Requirements -
Output the full listing below exactly as it reads, and skip anything that is a picture.

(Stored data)
——————————

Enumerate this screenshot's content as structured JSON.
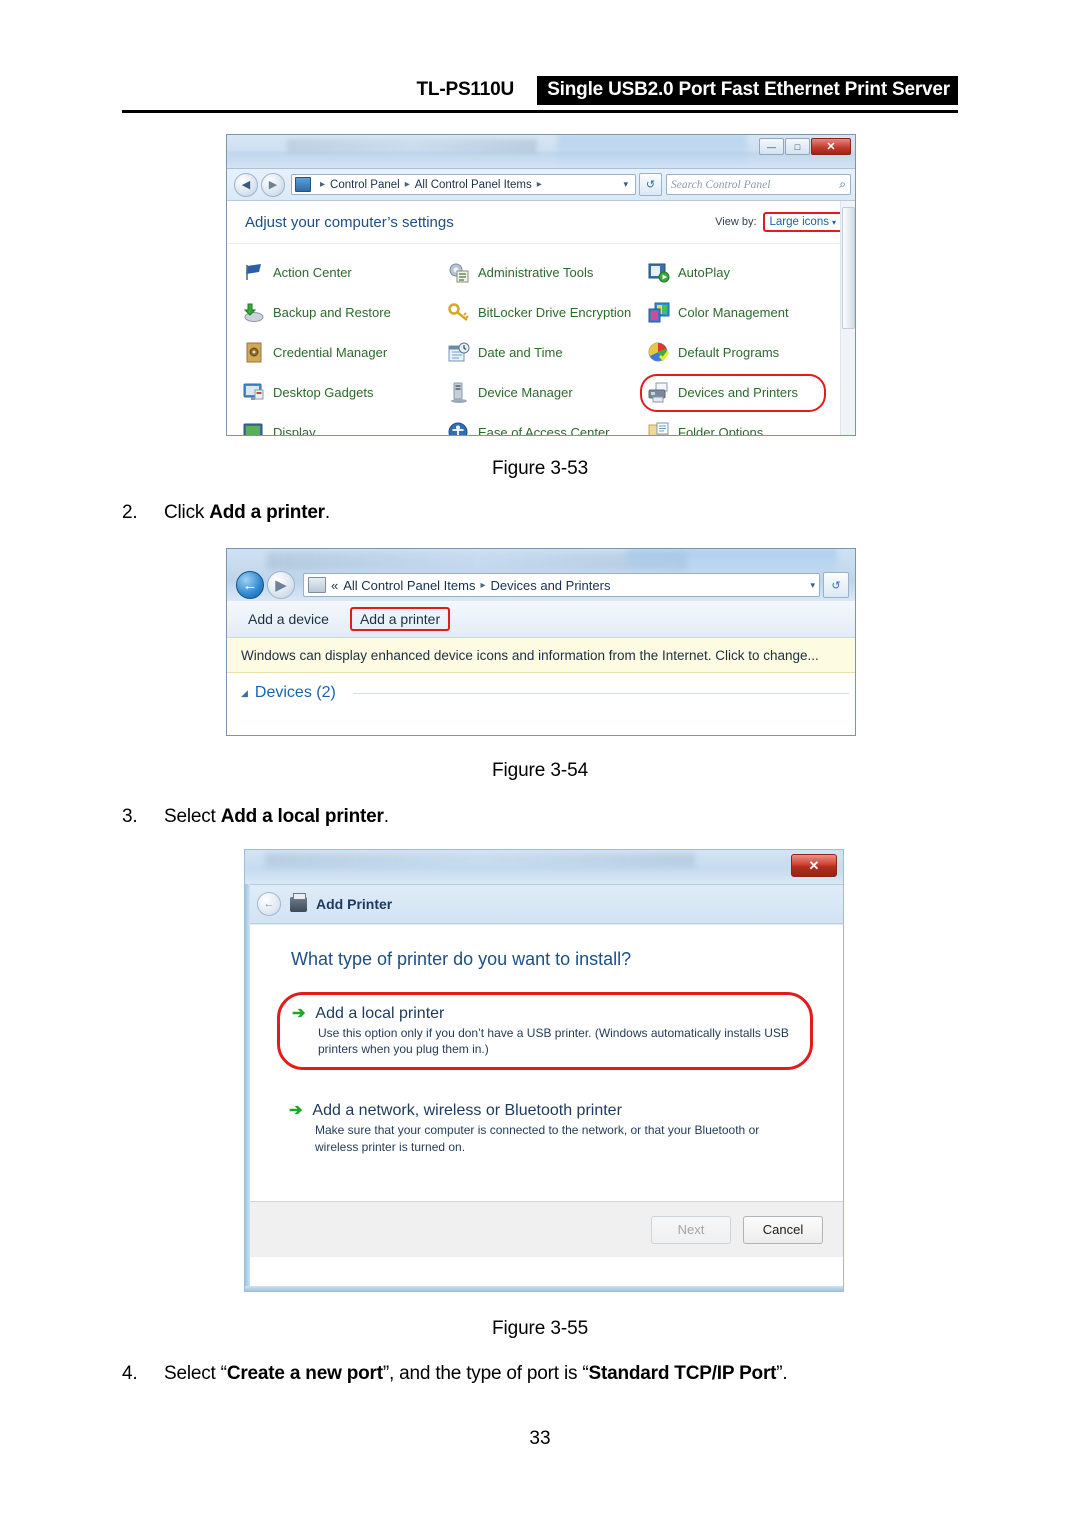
{
  "header": {
    "model": "TL-PS110U",
    "banner": "Single USB2.0 Port Fast Ethernet Print Server"
  },
  "page_number": "33",
  "figures": {
    "fig53": "Figure 3-53",
    "fig54": "Figure 3-54",
    "fig55": "Figure 3-55"
  },
  "steps": {
    "step2": {
      "num": "2.",
      "pre": "Click ",
      "bold": "Add a printer",
      "post": "."
    },
    "step3": {
      "num": "3.",
      "pre": "Select ",
      "bold": "Add a local printer",
      "post": "."
    },
    "step4": {
      "num": "4.",
      "pre": "Select “",
      "bold1": "Create a new port",
      "mid": "”, and the type of port is “",
      "bold2": "Standard TCP/IP Port",
      "post": "”."
    }
  },
  "control_panel": {
    "window_buttons": {
      "minimize": "—",
      "maximize": "□",
      "close": "✕"
    },
    "breadcrumb": {
      "root": "Control Panel",
      "current": "All Control Panel Items",
      "sep": "▸",
      "caret": "▾"
    },
    "refresh_icon": "↺",
    "search_placeholder": "Search Control Panel",
    "search_icon": "⌕",
    "subheading": "Adjust your computer’s settings",
    "view_by_label": "View by:",
    "view_by_value": "Large icons",
    "view_by_caret": "▾",
    "items": [
      {
        "label": "Action Center",
        "column": 1
      },
      {
        "label": "Administrative Tools",
        "column": 2
      },
      {
        "label": "AutoPlay",
        "column": 3
      },
      {
        "label": "Backup and Restore",
        "column": 1
      },
      {
        "label": "BitLocker Drive Encryption",
        "column": 2
      },
      {
        "label": "Color Management",
        "column": 3
      },
      {
        "label": "Credential Manager",
        "column": 1
      },
      {
        "label": "Date and Time",
        "column": 2
      },
      {
        "label": "Default Programs",
        "column": 3
      },
      {
        "label": "Desktop Gadgets",
        "column": 1
      },
      {
        "label": "Device Manager",
        "column": 2
      },
      {
        "label": "Devices and Printers",
        "column": 3,
        "highlighted": true
      },
      {
        "label": "Display",
        "column": 1
      },
      {
        "label": "Ease of Access Center",
        "column": 2
      },
      {
        "label": "Folder Options",
        "column": 3
      }
    ],
    "highlight_color": "#e41b1b",
    "link_color": "#2a6a2a"
  },
  "devices_printers": {
    "back_icon": "←",
    "forward_icon": "▼",
    "breadcrumb": {
      "chevrons": "«",
      "root": "All Control Panel Items",
      "sep": "▸",
      "current": "Devices and Printers",
      "caret": "▾"
    },
    "refresh_icon": "↺",
    "toolbar": {
      "add_device": "Add a device",
      "add_printer": "Add a printer"
    },
    "info_bar": "Windows can display enhanced device icons and information from the Internet. Click to change...",
    "section": {
      "triangle": "◢",
      "label": "Devices (2)"
    }
  },
  "add_printer": {
    "close_label": "✕",
    "back_icon": "←",
    "title": "Add Printer",
    "heading": "What type of printer do you want to install?",
    "options": [
      {
        "arrow": "➔",
        "title": "Add a local printer",
        "description": "Use this option only if you don’t have a USB printer. (Windows automatically installs USB printers when you plug them in.)",
        "highlighted": true
      },
      {
        "arrow": "➔",
        "title": "Add a network, wireless or Bluetooth printer",
        "description": "Make sure that your computer is connected to the network, or that your Bluetooth or wireless printer is turned on.",
        "highlighted": false
      }
    ],
    "buttons": {
      "next": "Next",
      "cancel": "Cancel"
    }
  }
}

——————————

Written solution -
Enumerate this screenshot's content as structured JSON.
{
  "header": {
    "model": "TL-PS110U",
    "banner": "Single USB2.0 Port Fast Ethernet Print Server"
  },
  "page_number": "33",
  "figures": {
    "fig53": "Figure 3-53",
    "fig54": "Figure 3-54",
    "fig55": "Figure 3-55"
  },
  "steps": {
    "step2": {
      "num": "2.",
      "pre": "Click ",
      "bold": "Add a printer",
      "post": "."
    },
    "step3": {
      "num": "3.",
      "pre": "Select ",
      "bold": "Add a local printer",
      "post": "."
    },
    "step4": {
      "num": "4.",
      "pre": "Select “",
      "bold1": "Create a new port",
      "mid": "”, and the type of port is “",
      "bold2": "Standard TCP/IP Port",
      "post": "”."
    }
  },
  "control_panel": {
    "window_buttons": {
      "minimize": "—",
      "maximize": "□",
      "close": "✕"
    },
    "breadcrumb": {
      "root": "Control Panel",
      "current": "All Control Panel Items",
      "sep": "▸",
      "caret": "▾"
    },
    "refresh_icon": "↺",
    "search_placeholder": "Search Control Panel",
    "search_icon": "⌕",
    "subheading": "Adjust your computer’s settings",
    "view_by_label": "View by:",
    "view_by_value": "Large icons",
    "view_by_caret": "▾",
    "items": [
      {
        "label": "Action Center",
        "column": 1
      },
      {
        "label": "Administrative Tools",
        "column": 2
      },
      {
        "label": "AutoPlay",
        "column": 3
      },
      {
        "label": "Backup and Restore",
        "column": 1
      },
      {
        "label": "BitLocker Drive Encryption",
        "column": 2
      },
      {
        "label": "Color Management",
        "column": 3
      },
      {
        "label": "Credential Manager",
        "column": 1
      },
      {
        "label": "Date and Time",
        "column": 2
      },
      {
        "label": "Default Programs",
        "column": 3
      },
      {
        "label": "Desktop Gadgets",
        "column": 1
      },
      {
        "label": "Device Manager",
        "column": 2
      },
      {
        "label": "Devices and Printers",
        "column": 3,
        "highlighted": true
      },
      {
        "label": "Display",
        "column": 1
      },
      {
        "label": "Ease of Access Center",
        "column": 2
      },
      {
        "label": "Folder Options",
        "column": 3
      }
    ],
    "highlight_color": "#e41b1b",
    "link_color": "#2a6a2a"
  },
  "devices_printers": {
    "back_icon": "←",
    "forward_icon": "▼",
    "breadcrumb": {
      "chevrons": "«",
      "root": "All Control Panel Items",
      "sep": "▸",
      "current": "Devices and Printers",
      "caret": "▾"
    },
    "refresh_icon": "↺",
    "toolbar": {
      "add_device": "Add a device",
      "add_printer": "Add a printer"
    },
    "info_bar": "Windows can display enhanced device icons and information from the Internet. Click to change...",
    "section": {
      "triangle": "◢",
      "label": "Devices (2)"
    }
  },
  "add_printer": {
    "close_label": "✕",
    "back_icon": "←",
    "title": "Add Printer",
    "heading": "What type of printer do you want to install?",
    "options": [
      {
        "arrow": "➔",
        "title": "Add a local printer",
        "description": "Use this option only if you don’t have a USB printer. (Windows automatically installs USB printers when you plug them in.)",
        "highlighted": true
      },
      {
        "arrow": "➔",
        "title": "Add a network, wireless or Bluetooth printer",
        "description": "Make sure that your computer is connected to the network, or that your Bluetooth or wireless printer is turned on.",
        "highlighted": false
      }
    ],
    "buttons": {
      "next": "Next",
      "cancel": "Cancel"
    }
  }
}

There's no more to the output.